■ **PROBLEM STATEMENT**: Pick out every line holding the string "text" and copy it.

Data excerpts

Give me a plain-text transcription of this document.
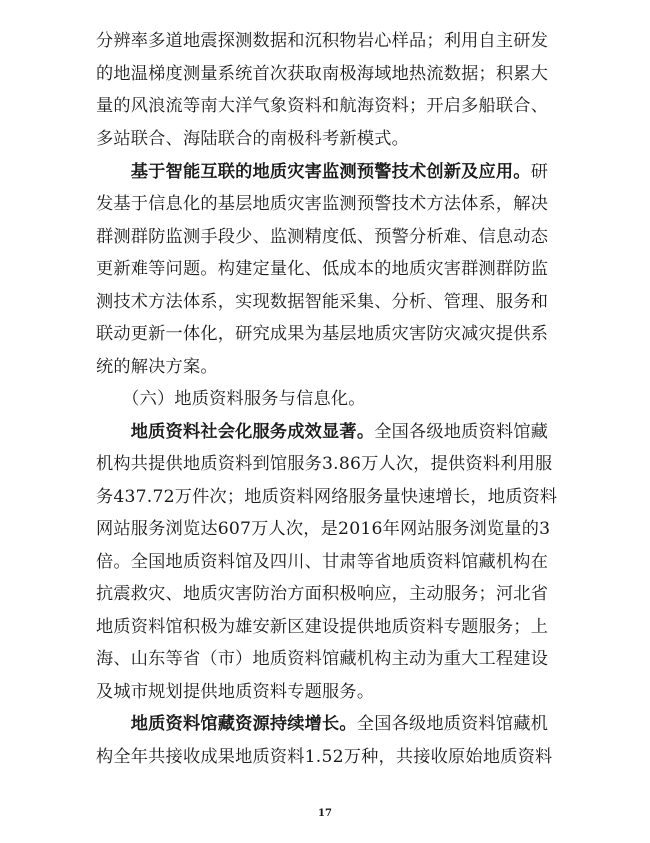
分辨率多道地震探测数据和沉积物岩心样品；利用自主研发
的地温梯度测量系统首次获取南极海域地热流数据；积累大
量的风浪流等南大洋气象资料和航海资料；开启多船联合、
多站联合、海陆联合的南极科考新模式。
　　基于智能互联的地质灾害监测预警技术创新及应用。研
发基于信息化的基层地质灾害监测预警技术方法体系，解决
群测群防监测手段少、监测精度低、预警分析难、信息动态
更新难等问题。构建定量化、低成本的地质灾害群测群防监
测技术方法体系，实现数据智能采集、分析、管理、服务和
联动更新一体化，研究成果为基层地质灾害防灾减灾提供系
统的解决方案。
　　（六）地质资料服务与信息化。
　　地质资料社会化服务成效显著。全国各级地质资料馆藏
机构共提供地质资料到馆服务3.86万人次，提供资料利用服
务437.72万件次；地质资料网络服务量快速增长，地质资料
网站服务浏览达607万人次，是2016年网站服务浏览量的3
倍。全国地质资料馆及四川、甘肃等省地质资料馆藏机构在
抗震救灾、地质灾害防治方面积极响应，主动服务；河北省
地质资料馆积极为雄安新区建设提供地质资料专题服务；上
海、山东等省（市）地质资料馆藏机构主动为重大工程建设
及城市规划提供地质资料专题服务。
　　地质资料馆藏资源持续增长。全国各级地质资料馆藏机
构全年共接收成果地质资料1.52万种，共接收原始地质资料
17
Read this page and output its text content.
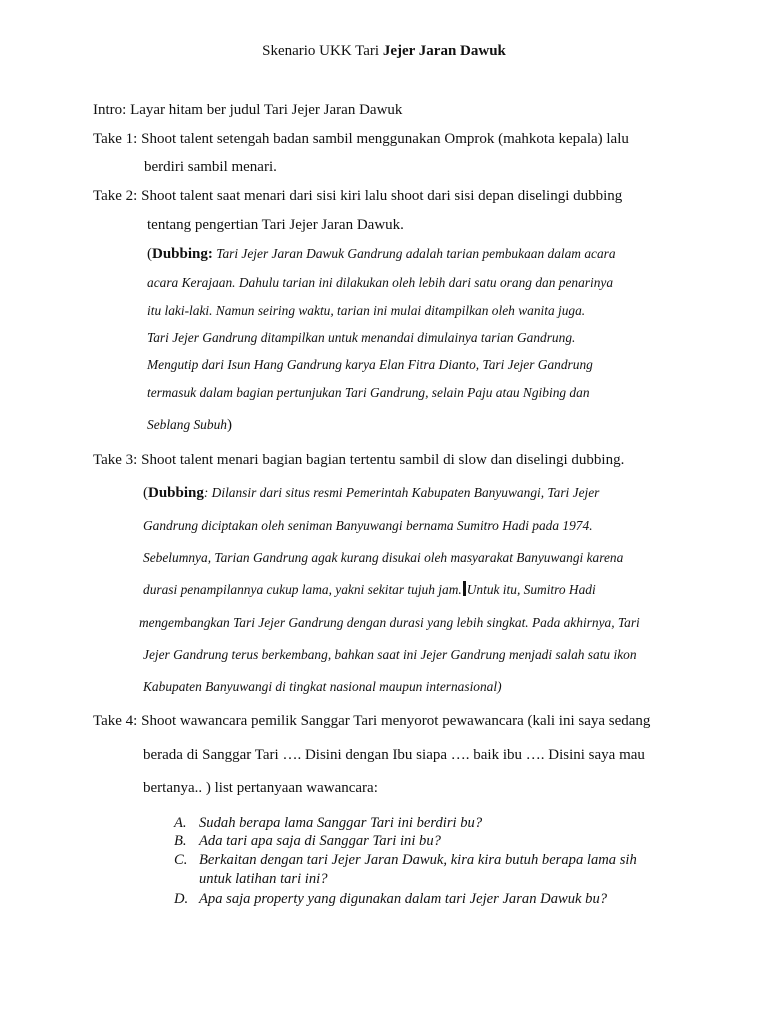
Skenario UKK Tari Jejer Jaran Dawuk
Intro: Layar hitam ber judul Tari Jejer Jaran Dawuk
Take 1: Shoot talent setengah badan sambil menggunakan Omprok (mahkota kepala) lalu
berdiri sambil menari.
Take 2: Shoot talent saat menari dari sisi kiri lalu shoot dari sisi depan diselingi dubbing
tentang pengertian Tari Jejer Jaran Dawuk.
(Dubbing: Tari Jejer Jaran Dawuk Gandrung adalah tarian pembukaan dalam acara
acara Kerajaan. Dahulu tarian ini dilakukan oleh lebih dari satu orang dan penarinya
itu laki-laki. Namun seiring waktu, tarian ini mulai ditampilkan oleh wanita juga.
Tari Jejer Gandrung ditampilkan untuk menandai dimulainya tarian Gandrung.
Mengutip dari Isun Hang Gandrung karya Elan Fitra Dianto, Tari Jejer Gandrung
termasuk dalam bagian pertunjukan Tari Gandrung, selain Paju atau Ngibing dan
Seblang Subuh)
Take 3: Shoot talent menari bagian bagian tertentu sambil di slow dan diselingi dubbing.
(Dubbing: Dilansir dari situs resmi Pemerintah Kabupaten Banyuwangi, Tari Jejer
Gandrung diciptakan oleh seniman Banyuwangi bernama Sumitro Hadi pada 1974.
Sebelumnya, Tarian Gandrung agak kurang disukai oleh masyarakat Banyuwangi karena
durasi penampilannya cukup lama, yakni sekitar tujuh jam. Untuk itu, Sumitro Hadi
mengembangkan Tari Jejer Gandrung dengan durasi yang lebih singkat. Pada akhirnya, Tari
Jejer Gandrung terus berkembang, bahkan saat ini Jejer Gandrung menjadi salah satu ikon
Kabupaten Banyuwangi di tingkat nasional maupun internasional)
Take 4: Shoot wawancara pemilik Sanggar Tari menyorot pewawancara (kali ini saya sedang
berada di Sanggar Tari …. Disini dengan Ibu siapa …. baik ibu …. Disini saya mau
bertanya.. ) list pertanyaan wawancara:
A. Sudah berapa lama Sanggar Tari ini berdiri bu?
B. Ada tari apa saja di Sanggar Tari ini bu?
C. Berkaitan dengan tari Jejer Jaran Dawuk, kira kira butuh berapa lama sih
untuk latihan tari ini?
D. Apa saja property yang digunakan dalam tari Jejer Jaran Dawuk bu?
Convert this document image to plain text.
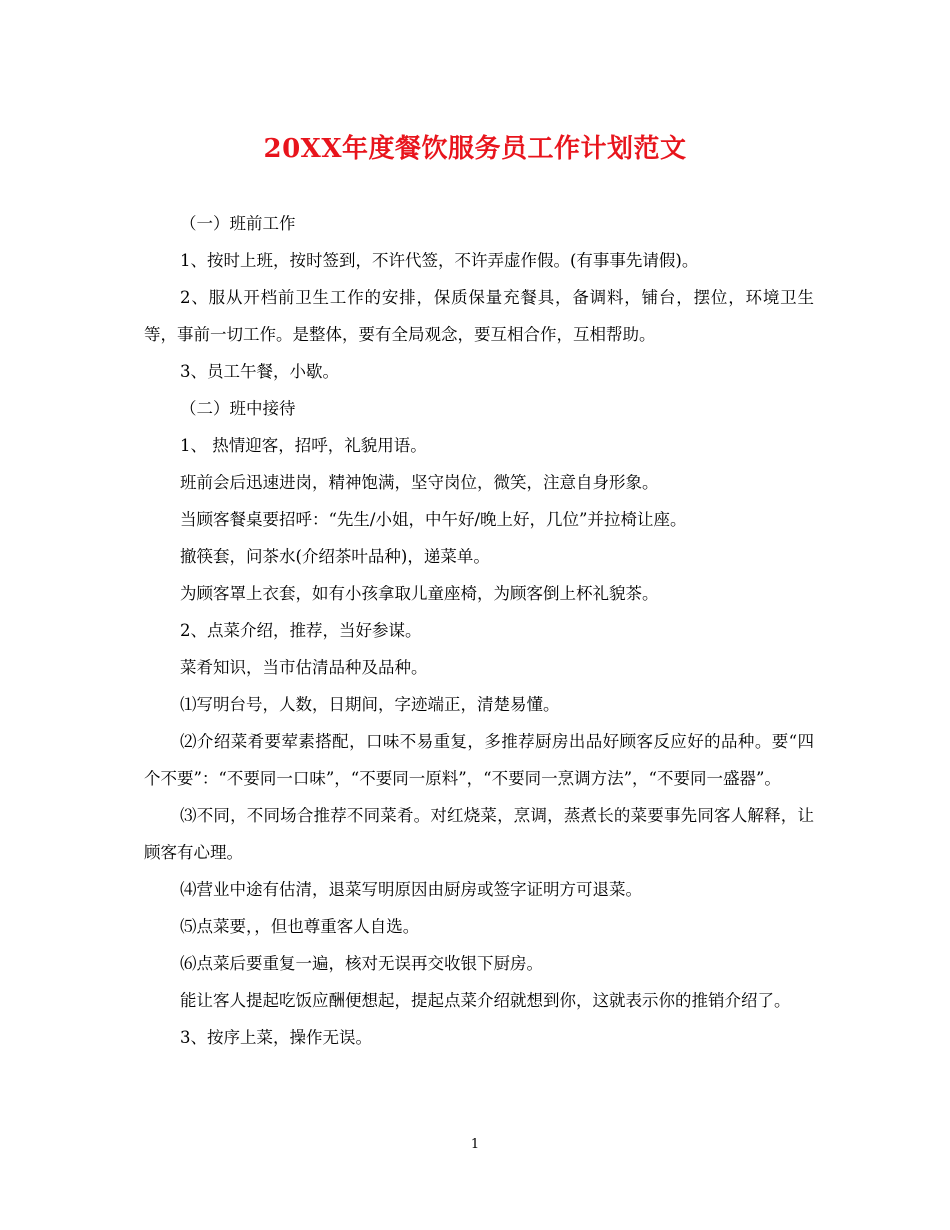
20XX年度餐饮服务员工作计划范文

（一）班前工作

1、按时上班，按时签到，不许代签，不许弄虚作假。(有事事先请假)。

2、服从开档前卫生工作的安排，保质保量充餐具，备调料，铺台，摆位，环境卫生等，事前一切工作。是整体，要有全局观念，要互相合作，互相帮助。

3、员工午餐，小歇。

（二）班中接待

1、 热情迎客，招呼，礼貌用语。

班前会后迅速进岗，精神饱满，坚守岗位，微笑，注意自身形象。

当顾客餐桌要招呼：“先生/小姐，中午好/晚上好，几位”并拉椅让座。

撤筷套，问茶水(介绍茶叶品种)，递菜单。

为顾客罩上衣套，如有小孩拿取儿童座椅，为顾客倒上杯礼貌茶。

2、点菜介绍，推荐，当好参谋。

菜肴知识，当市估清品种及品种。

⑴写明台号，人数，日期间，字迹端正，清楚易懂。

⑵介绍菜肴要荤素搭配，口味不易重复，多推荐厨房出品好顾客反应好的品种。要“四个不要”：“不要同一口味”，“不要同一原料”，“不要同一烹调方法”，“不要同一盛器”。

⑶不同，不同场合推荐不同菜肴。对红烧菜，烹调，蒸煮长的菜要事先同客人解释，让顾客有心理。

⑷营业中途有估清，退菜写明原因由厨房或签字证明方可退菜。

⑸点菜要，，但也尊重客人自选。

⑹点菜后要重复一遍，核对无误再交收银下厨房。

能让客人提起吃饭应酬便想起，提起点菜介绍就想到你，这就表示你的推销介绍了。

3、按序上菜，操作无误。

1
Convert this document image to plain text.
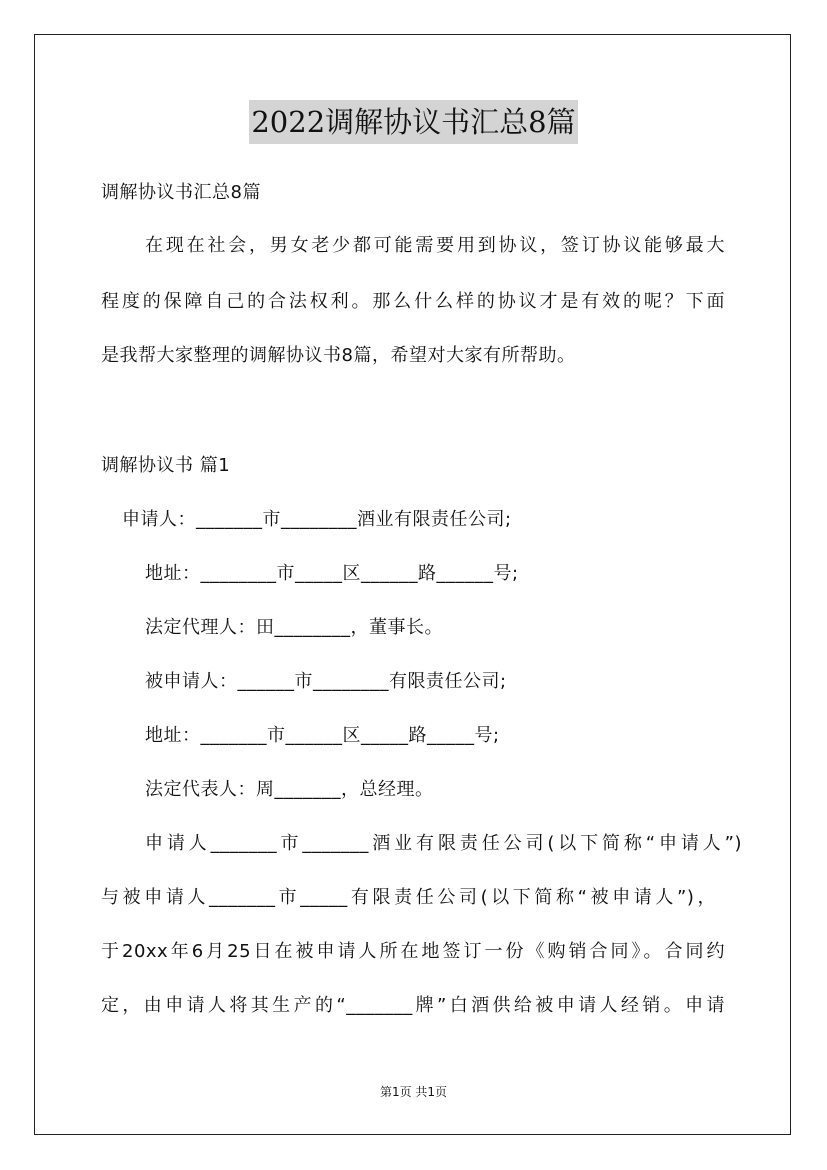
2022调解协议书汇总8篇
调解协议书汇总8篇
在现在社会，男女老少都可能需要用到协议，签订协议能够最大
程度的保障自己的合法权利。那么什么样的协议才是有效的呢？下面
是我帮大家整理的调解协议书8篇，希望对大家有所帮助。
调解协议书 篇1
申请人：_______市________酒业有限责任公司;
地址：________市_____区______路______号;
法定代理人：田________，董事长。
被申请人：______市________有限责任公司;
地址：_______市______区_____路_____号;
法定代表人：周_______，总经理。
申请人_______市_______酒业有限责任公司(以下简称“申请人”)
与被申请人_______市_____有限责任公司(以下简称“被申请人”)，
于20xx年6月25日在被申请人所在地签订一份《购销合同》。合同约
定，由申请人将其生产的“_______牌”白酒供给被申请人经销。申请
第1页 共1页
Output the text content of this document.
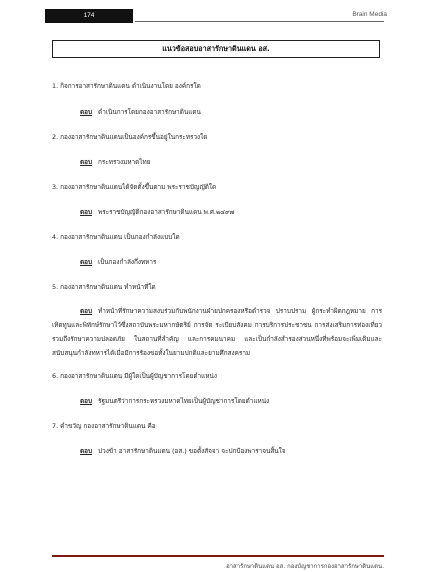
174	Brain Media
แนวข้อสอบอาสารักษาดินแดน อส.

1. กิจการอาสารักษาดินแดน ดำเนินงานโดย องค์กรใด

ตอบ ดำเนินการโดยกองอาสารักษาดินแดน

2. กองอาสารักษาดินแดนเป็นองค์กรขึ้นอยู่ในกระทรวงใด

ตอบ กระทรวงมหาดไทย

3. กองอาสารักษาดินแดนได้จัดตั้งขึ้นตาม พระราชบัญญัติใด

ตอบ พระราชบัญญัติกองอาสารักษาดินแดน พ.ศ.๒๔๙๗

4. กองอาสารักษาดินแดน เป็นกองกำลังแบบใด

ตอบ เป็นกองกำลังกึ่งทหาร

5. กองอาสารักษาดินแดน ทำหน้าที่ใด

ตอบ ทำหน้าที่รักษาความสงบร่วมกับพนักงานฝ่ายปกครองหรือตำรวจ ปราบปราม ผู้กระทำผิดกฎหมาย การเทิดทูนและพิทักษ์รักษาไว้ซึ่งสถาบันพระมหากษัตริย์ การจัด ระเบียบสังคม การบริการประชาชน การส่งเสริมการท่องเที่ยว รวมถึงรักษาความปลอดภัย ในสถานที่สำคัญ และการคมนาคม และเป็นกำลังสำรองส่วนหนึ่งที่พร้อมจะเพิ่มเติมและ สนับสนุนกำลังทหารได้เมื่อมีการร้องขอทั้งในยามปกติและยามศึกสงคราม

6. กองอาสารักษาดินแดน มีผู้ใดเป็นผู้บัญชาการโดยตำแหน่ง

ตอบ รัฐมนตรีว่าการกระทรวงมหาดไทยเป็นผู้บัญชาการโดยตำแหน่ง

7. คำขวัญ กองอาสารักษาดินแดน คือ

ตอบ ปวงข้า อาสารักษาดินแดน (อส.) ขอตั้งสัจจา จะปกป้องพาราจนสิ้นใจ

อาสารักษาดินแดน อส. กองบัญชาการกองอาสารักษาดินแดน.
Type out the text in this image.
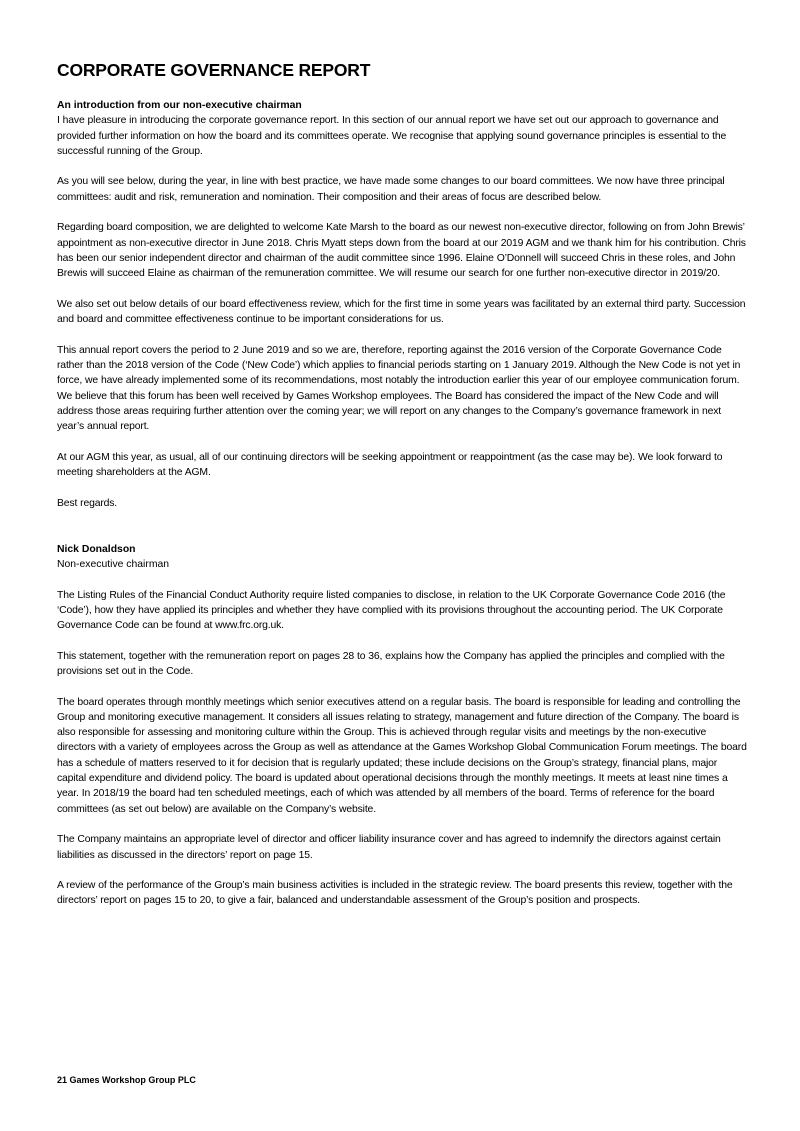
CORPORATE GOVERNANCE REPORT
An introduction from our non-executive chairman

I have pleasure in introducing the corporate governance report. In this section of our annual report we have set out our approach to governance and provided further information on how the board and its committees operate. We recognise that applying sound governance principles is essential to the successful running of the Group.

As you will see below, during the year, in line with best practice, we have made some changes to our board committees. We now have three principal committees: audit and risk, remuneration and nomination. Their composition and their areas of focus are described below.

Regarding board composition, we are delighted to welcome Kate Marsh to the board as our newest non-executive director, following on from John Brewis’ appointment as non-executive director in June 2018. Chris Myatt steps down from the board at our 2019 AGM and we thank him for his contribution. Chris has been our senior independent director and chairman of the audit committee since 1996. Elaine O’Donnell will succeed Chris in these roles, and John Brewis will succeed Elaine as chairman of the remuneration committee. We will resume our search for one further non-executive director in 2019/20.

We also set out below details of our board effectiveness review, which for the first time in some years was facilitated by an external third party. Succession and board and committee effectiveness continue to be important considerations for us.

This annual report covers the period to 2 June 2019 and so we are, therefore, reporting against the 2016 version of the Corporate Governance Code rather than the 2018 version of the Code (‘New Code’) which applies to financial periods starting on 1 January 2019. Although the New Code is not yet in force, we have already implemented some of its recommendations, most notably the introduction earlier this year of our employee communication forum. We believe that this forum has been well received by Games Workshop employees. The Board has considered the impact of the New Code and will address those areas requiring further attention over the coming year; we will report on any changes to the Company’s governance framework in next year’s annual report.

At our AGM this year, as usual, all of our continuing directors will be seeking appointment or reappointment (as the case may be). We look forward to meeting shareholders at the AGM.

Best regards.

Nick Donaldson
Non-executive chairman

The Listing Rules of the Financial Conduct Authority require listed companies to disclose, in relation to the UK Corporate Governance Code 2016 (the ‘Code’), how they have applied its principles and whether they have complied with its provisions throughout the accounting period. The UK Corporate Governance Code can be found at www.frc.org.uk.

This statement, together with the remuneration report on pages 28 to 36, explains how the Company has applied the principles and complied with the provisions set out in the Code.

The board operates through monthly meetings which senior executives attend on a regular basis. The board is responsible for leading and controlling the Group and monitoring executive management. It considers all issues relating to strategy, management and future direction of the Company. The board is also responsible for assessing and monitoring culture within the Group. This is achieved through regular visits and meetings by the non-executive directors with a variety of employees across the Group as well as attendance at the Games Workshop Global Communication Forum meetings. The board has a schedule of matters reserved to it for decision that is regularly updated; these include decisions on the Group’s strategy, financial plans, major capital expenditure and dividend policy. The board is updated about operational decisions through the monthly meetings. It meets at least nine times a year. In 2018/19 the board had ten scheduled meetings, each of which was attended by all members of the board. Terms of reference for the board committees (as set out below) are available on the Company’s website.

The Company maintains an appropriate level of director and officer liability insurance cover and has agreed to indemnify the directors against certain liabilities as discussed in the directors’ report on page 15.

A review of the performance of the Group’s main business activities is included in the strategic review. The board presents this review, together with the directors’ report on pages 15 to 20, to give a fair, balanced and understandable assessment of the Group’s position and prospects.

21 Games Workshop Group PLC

■ **ANSWER TO THIS PROBLEM**:
Give me a plain-text transcription of this document.
Read this page and output its text content.
Convert this document image to plain text.
Convert this document image to plain text.
Output the text content of this document.
Type out the text in this image.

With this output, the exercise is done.